───── SOURCE PASSAGE ─────

Here, as in other areas, Goyer and Snyder use the 80 years of American love for and familiarity with Superman as an excuse to say too little, too indifferently. Instead of recharging the tale with new life, they drag a red cape, iron muscles, and random kryptonite (like so many props off an old stage) and puppet them around before our eyes: “Be engaged! Look, he flies! Behold, he cannot die!” Falling in love with your own material should be a prerequisite to writing or directing any film; yet Goyer and Snyder are simply content to go through the motions.
I will say this: Snyder’s best move in recreating the Superman story was getting Hans Zimmer. We all love John Williams (I more than almost anybody), but Zimmer’s intense, percussion-heavy score (featuring 12 of the world’s best drummers in sync) pounds such a gripping new pulse that it doesn’t seem disrespectful that he totally avoids even the faintest musical nod to the old trumpet fanfare. The new, somber, more harshly grinding score tells us that this isn’t our parents’ Superman–which can be, when done well, what a solid reboot is all about.

───── SOURCE DATA ─────

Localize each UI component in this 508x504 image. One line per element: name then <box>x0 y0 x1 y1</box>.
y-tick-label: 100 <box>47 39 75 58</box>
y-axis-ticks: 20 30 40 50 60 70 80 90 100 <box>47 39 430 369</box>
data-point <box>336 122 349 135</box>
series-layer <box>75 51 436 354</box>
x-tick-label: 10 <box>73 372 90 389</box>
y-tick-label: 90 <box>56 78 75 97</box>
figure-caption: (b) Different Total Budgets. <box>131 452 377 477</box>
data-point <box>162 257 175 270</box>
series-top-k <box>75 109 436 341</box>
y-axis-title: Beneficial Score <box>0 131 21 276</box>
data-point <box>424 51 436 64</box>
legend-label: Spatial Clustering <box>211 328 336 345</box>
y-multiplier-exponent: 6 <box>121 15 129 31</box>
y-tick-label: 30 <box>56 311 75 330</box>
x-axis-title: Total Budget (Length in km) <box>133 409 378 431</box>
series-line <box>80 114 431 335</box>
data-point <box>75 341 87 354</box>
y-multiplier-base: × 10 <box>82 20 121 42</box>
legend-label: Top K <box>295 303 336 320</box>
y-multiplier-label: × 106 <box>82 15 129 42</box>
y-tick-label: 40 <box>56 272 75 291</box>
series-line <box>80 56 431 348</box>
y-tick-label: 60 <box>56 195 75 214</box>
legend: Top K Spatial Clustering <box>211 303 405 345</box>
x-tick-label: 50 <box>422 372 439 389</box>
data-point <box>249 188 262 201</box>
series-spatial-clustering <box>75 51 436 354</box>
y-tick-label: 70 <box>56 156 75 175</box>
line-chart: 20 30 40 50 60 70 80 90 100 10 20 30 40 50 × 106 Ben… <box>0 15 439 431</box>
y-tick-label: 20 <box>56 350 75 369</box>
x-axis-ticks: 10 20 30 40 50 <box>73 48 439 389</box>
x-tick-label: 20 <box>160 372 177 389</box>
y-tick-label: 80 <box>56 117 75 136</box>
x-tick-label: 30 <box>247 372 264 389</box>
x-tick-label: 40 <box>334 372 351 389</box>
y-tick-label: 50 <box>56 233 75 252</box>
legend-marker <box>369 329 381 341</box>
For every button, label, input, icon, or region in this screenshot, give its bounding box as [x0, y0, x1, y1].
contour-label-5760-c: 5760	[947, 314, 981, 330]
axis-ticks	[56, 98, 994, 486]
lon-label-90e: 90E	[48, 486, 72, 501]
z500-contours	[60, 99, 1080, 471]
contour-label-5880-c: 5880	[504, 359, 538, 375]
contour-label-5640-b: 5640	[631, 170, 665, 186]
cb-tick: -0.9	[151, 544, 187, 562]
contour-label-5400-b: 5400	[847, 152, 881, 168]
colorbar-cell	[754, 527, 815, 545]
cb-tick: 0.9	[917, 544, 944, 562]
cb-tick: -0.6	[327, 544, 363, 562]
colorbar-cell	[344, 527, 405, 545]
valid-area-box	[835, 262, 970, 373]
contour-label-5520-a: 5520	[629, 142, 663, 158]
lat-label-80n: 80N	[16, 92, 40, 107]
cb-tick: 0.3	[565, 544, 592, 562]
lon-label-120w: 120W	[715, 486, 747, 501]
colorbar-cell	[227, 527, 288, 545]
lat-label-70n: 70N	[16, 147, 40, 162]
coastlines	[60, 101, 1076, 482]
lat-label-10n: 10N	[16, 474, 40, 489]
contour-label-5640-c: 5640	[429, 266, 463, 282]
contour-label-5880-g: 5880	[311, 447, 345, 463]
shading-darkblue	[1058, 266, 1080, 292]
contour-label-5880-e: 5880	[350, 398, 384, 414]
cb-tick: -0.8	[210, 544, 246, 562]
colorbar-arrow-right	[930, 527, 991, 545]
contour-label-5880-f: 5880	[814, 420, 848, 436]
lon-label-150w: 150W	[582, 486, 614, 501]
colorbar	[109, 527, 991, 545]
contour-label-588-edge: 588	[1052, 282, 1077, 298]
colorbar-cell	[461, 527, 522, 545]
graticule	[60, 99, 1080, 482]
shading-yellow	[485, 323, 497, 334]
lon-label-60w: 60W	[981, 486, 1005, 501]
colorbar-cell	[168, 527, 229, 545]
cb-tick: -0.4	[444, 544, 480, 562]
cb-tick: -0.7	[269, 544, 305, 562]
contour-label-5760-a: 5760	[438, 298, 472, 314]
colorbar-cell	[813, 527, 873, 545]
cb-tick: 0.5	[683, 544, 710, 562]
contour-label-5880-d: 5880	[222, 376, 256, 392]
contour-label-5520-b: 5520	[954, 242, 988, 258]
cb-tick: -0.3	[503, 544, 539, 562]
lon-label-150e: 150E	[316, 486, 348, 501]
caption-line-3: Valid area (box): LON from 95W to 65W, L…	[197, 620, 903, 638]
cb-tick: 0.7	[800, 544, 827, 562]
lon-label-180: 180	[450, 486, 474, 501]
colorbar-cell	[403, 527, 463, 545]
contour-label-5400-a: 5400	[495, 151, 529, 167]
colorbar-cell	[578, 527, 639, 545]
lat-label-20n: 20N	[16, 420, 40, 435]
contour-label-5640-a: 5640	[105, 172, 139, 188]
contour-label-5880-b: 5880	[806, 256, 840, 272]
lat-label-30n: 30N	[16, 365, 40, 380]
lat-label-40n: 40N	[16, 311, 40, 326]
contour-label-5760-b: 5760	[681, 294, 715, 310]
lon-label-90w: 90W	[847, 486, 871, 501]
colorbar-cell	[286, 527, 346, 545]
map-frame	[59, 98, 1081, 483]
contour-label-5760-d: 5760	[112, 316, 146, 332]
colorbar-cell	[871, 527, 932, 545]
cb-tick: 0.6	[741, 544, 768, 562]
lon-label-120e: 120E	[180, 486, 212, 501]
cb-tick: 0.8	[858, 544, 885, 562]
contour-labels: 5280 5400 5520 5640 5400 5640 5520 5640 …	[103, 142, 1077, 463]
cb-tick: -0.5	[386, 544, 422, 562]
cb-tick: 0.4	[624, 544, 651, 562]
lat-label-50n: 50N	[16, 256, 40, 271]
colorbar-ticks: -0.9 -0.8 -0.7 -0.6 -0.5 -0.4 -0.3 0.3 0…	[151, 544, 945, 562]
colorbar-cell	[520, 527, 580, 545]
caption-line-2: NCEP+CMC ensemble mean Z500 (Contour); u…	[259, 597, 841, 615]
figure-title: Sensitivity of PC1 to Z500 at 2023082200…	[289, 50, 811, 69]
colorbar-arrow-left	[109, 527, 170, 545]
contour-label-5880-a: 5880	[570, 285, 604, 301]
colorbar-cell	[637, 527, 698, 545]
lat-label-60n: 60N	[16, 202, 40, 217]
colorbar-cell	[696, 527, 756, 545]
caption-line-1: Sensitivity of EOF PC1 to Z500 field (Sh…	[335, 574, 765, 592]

─────

_TASK 1_: In the Superman film review, write out the part that opens with the words containing "Here, as in" and closes with "through the motions.", substituting "relics" for "props".
_TASK 2_: Resume the Superman film review from the point where it stops.

_EXPECTED ANSWER 1_:
Here, as in other areas, Goyer and Snyder use the 80 years of American love for and familiarity with Superman as an excuse to say too little, too indifferently. Instead of recharging the tale with new life, they drag a red cape, iron muscles, and random kryptonite (like so many relics off an old stage) and puppet them around before our eyes: “Be engaged! Look, he flies! Behold, he cannot die!” Falling in love with your own material should be a prerequisite to writing or directing any film; yet Goyer and Snyder are simply content to go through the motions.

_EXPECTED ANSWER 2_:
I also liked most of the father-son stuff. Russell Crowe is particularly strong–though I’m still confused as to why he and Lara didn’t jet out of Krypton too. “We couldn’t,” he says simply, and because his name is Gladiator, I want to believe him, but I can’t. Feels too contrived.
Speaking of contrived, that tornado…boy, is that the stupidest way to kick the bucket, or is that the stupidest way to kick the bucket ever? I don’t believe Clark’s anonymity is that important–not for a second; nor do I feel connected enough with Jonathan Kent (admirably portrayed by Kevin Costner) to be convinced that he believes his son’s anonymity is that important. The whole dilemma left me longing to be persuaded. It fits the Christ story, after all; I would have liked to see it work. Too bad.
General Zod is good (if we totally ignore most of his lines), though Michael Shannon strangely feels a little miscast. It isn’t that he doesn’t bring powerful dynamics to a part that could easily have been completely flat, it’s just that he’s better at sniveling Commodus-types (see Premium Rush, great little movie) than he is at genetically-engineered super warriors (just saying).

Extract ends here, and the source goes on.